Exercise directions: Copy these rows word for word, starting at the line that contains "suggestion-item-helsinki[interactable]: Helsinki, Finland" and continuing through the last of the rows.

Records for this exercise:
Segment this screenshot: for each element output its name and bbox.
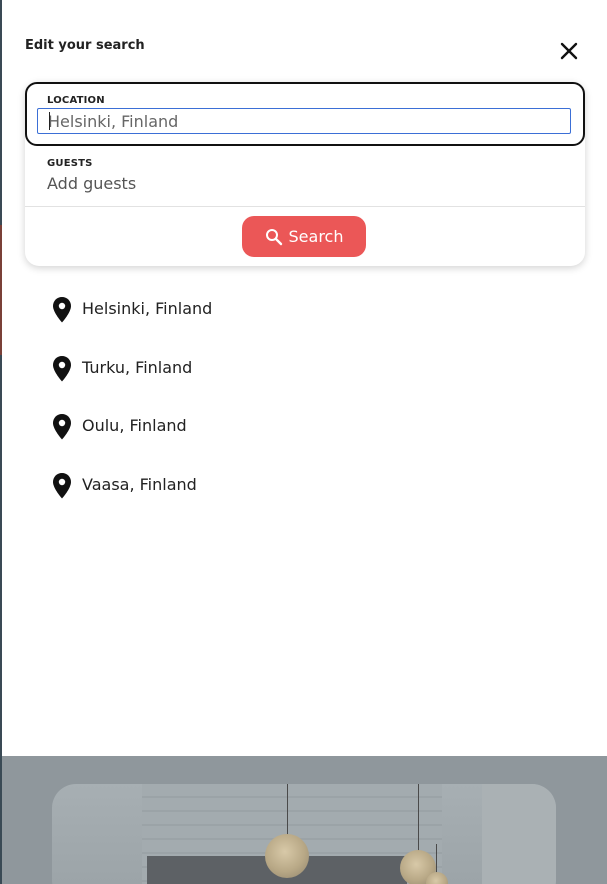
suggestion-item-helsinki[interactable]: Helsinki, Finland <box>50 296 550 355</box>
photo-cabinet <box>482 784 556 884</box>
location-pin-icon <box>50 472 74 500</box>
edit-search-drawer: Edit your search LOCATION GUESTS Add gue… <box>2 0 607 756</box>
location-field[interactable]: LOCATION <box>25 82 585 146</box>
search-icon <box>265 228 282 245</box>
search-button-label: Search <box>288 227 344 246</box>
suggestion-item-turku[interactable]: Turku, Finland <box>50 355 550 414</box>
photo-pendant-lamp <box>426 872 448 884</box>
page-overlay[interactable] <box>2 756 607 884</box>
search-button[interactable]: Search <box>242 216 366 257</box>
suggestion-label: Oulu, Finland <box>82 416 187 436</box>
suggestion-label: Turku, Finland <box>82 357 193 377</box>
close-icon <box>560 42 578 60</box>
photo-pendant-lamp <box>265 834 309 878</box>
location-pin-icon <box>50 296 74 324</box>
photo-lamp-cord <box>287 784 288 836</box>
guests-label: GUESTS <box>47 158 93 169</box>
drawer-title: Edit your search <box>25 38 145 53</box>
suggestion-item-vaasa[interactable]: Vaasa, Finland <box>50 472 550 531</box>
photo-lamp-cord <box>436 844 437 874</box>
suggestion-label: Vaasa, Finland <box>82 475 197 495</box>
location-suggestions: Helsinki, Finland Turku, Finland Oulu, F… <box>50 296 550 531</box>
guests-field[interactable]: Add guests <box>47 174 136 193</box>
suggestion-item-oulu[interactable]: Oulu, Finland <box>50 413 550 472</box>
app-frame: Edit your search LOCATION GUESTS Add gue… <box>0 0 607 884</box>
location-pin-icon <box>50 413 74 441</box>
search-form-card: LOCATION GUESTS Add guests Search <box>25 82 585 266</box>
room-photo <box>52 784 556 884</box>
close-button[interactable] <box>558 40 580 62</box>
photo-lamp-cord <box>418 784 419 852</box>
suggestion-label: Helsinki, Finland <box>82 299 213 318</box>
location-pin-icon <box>50 355 74 383</box>
location-input[interactable] <box>37 108 571 134</box>
form-divider <box>25 206 585 207</box>
text-cursor <box>49 112 50 130</box>
location-label: LOCATION <box>47 95 105 106</box>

Solution for this exercise:
suggestion-item-helsinki[interactable]: Helsinki, Finland <box>50 296 550 355</box>
photo-cabinet <box>482 784 556 884</box>
location-pin-icon <box>50 472 74 500</box>
edit-search-drawer: Edit your search LOCATION GUESTS Add gue… <box>2 0 607 756</box>
location-field[interactable]: LOCATION <box>25 82 585 146</box>
search-icon <box>265 228 282 245</box>
search-button-label: Search <box>288 227 344 246</box>
suggestion-item-turku[interactable]: Turku, Finland <box>50 355 550 414</box>
photo-pendant-lamp <box>426 872 448 884</box>
page-overlay[interactable] <box>2 756 607 884</box>
search-button[interactable]: Search <box>242 216 366 257</box>
suggestion-label: Oulu, Finland <box>82 416 187 436</box>
suggestion-label: Turku, Finland <box>82 357 193 377</box>
close-icon <box>560 42 578 60</box>
photo-pendant-lamp <box>265 834 309 878</box>
location-pin-icon <box>50 296 74 324</box>
photo-lamp-cord <box>287 784 288 836</box>
guests-label: GUESTS <box>47 158 93 169</box>
drawer-title: Edit your search <box>25 38 145 53</box>
suggestion-item-vaasa[interactable]: Vaasa, Finland <box>50 472 550 531</box>
photo-lamp-cord <box>436 844 437 874</box>
suggestion-label: Vaasa, Finland <box>82 475 197 495</box>
location-suggestions: Helsinki, Finland Turku, Finland Oulu, F… <box>50 296 550 531</box>
guests-field[interactable]: Add guests <box>47 174 136 193</box>
suggestion-item-oulu[interactable]: Oulu, Finland <box>50 413 550 472</box>
app-frame: Edit your search LOCATION GUESTS Add gue… <box>0 0 607 884</box>
location-pin-icon <box>50 413 74 441</box>
search-form-card: LOCATION GUESTS Add guests Search <box>25 82 585 266</box>
room-photo <box>52 784 556 884</box>
close-button[interactable] <box>558 40 580 62</box>
photo-lamp-cord <box>418 784 419 852</box>
suggestion-label: Helsinki, Finland <box>82 299 213 318</box>
location-pin-icon <box>50 355 74 383</box>
location-input[interactable] <box>37 108 571 134</box>
form-divider <box>25 206 585 207</box>
text-cursor <box>49 112 50 130</box>
location-label: LOCATION <box>47 95 105 106</box>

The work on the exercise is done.